## Direction 1
Render part of the entries as a JSON list of strings, one string per line with blank lines omitted. Begin at the line that contains "FancyBboxPatch shape — [53, 0, 1353, 137]" and stop after the line that contains "Text: 27.6%: 27.6% — [931, 125, 966, 135]".

## Text segment
○ ○ ○ ○ ○
E.g., the first and last point in time view available for a specific histogram can be found with:
first = histSeries[0]
last = histSeries[-1]
From which the timestamp and buckets could be read:
>>> print(last.timestamp) # time since epoch in ms
1631007596974
>>> print(last.bucket_bounds()))
[0.001, 0.01, 0.1, 1.0, 10.0, inf]
>>> print(last.bucket_values())
[4279.0, 4371.0, 4666.0, 5044.0, 5044.0, 5044.0]
>>> print(last.buckets()) # convenience zip of (bounds, values)
[(0.001, 4279.0), (0.01, 4371.0), (0.1, 4666.0), (1.0, 5044.0), (10.0, 5044.0), (inf, 5044.0)]
The difference between histograms at two points in time can also be calculated:
delta = last-first
>>> delta.time_delta
60000
>>> delta.buckets()
[(0.001, 653.0), (0.01, 653.0), (0.1, 653.0), (1.0, 653.0), (10.0, 653.0), (inf, 653.0)]
Or the summation of two histograms:
total = histA+histB
>>> total.buckets()
[(0.001, 1985.0), (0.01, 1985.0), (0.1, 1985.0), (1.0, 1985.0), (10.0, 1985.0), (inf, 1985.0)]
For either of addition or subtraction, the bucket boundaries must exactly match.
Serialisation
Time series may be dumped individually to a file or bytes. This may be useful if you need to store some number of series (e.g., in a key-value store), but don't wish to retain the entire Prometheus data directory.
pypdu.dump
/pypdu.load
take an int
file descriptor or, for convenience, a file-like object supporting fileLike.fileno() -> int
.
○ ○ ○ ○ ○
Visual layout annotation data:

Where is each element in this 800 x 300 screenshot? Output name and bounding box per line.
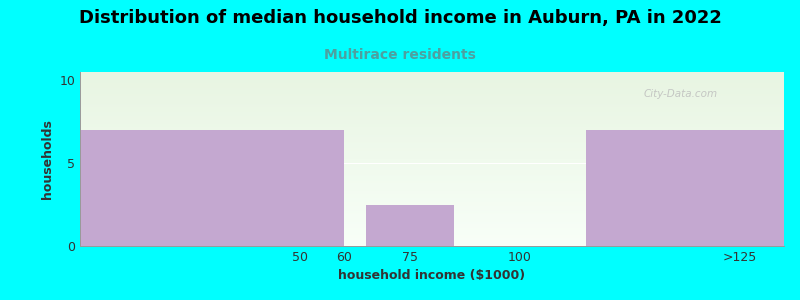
Bar	[586, 130, 784, 246]
Bar	[366, 205, 454, 246]
Bar	[80, 130, 344, 246]
X-axis label: household income ($1000): household income ($1000)	[338, 269, 526, 282]
Text: Multirace residents: Multirace residents	[324, 48, 476, 62]
Y-axis label: households: households	[41, 119, 54, 199]
Text: Distribution of median household income in Auburn, PA in 2022: Distribution of median household income …	[78, 9, 722, 27]
Text: City-Data.com: City-Data.com	[643, 89, 718, 99]
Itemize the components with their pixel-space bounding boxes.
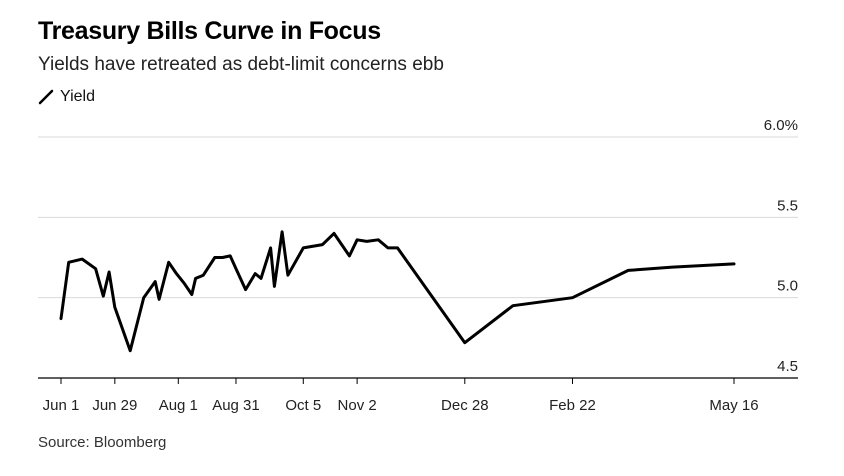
chart-legend: Yield [38, 86, 95, 108]
y-tick-label: 5.5 [777, 197, 798, 214]
source-note: Source: Bloomberg [38, 434, 167, 451]
x-tick-label: Feb 22 [549, 397, 596, 414]
x-tick-label: Jun 1 [43, 397, 80, 414]
y-tick-label: 6.0% [764, 117, 798, 134]
legend-label: Yield [60, 88, 95, 105]
x-tick-label: Oct 5 [285, 397, 321, 414]
x-tick-label: Jun 29 [92, 397, 137, 414]
x-tick-label: Aug 31 [212, 397, 260, 414]
x-tick-label: Dec 28 [441, 397, 489, 414]
chart-title: Treasury Bills Curve in Focus [38, 17, 381, 45]
x-tick-label: Aug 1 [159, 397, 198, 414]
y-tick-label: 5.0 [777, 278, 798, 295]
line-legend-icon [38, 89, 54, 105]
chart-subtitle: Yields have retreated as debt-limit conc… [38, 54, 444, 75]
x-tick-label: Nov 2 [338, 397, 377, 414]
series-line-yield [59, 230, 736, 353]
y-tick-label: 4.5 [777, 358, 798, 375]
x-tick-label: May 16 [709, 397, 758, 414]
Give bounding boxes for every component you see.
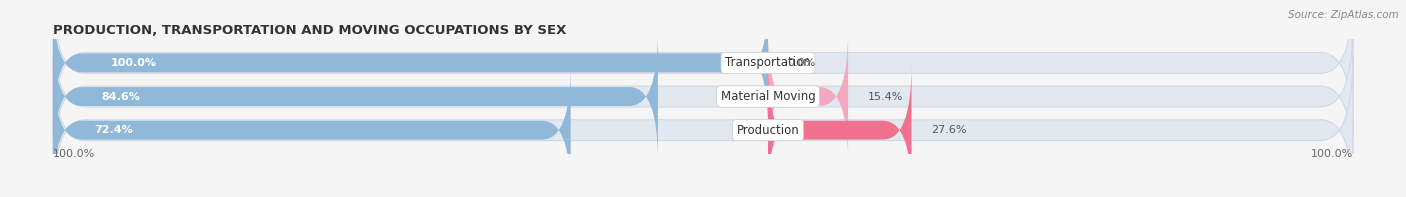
FancyBboxPatch shape — [53, 0, 1353, 137]
FancyBboxPatch shape — [53, 32, 658, 161]
FancyBboxPatch shape — [768, 66, 911, 195]
Text: Source: ZipAtlas.com: Source: ZipAtlas.com — [1288, 10, 1399, 20]
Text: Transportation: Transportation — [725, 56, 811, 69]
Text: 0.0%: 0.0% — [787, 58, 815, 68]
Text: 100.0%: 100.0% — [1310, 149, 1353, 159]
Text: 100.0%: 100.0% — [110, 58, 156, 68]
FancyBboxPatch shape — [768, 32, 848, 161]
Text: 27.6%: 27.6% — [931, 125, 966, 135]
FancyBboxPatch shape — [53, 57, 1353, 197]
Text: 84.6%: 84.6% — [101, 92, 141, 101]
Text: 72.4%: 72.4% — [94, 125, 134, 135]
Text: PRODUCTION, TRANSPORTATION AND MOVING OCCUPATIONS BY SEX: PRODUCTION, TRANSPORTATION AND MOVING OC… — [53, 24, 567, 37]
Text: 100.0%: 100.0% — [53, 149, 96, 159]
FancyBboxPatch shape — [53, 0, 768, 127]
FancyBboxPatch shape — [53, 23, 1353, 170]
Text: Material Moving: Material Moving — [721, 90, 815, 103]
FancyBboxPatch shape — [53, 66, 571, 195]
Text: Production: Production — [737, 124, 800, 137]
Text: 15.4%: 15.4% — [868, 92, 903, 101]
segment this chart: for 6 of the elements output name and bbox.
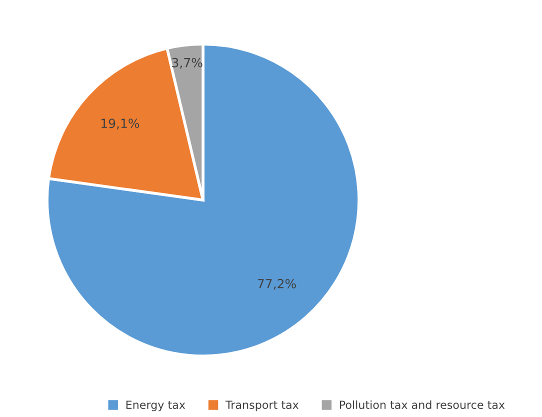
○ ○ ○ ○ ○
## Direction 2
Answer these questions about the pypdu text:
(a) For addition or subtraction of histograms, what must match exactly?
(b) What value is shown for delta.time_delta?
(c) What do pypdu.dump and pypdu.load take?

## Full answer 1
[
  "FancyBboxPatch shape — [53, 0, 1353, 137]",
  "FancyBboxPatch shape — [53, 32, 658, 161]",
  "FancyBboxPatch shape — [768, 66, 911, 195]",
  "Text: Source: ZipAtlas.com: Source: ZipAtlas.com — [1288, 10, 1399, 20]",
  "Text: Transportation: Transportation — [725, 56, 811, 69]",
  "Text: 0.0%: 0.0% — [787, 58, 815, 68]",
  "Text: 100.0%: 100.0% — [1310, 149, 1353, 159]",
  "Text: 100.0%: 100.0% — [110, 58, 156, 68]",
  "FancyBboxPatch shape — [768, 32, 848, 161]",
  "Text: 27.6%: 27.6% — [931, 125, 966, 135]"
]

## Full answer 2
(a) The bucket boundaries.
(b) 60000.
(c) An int file descriptor or a file-like object supporting fileLike.fileno() -> int.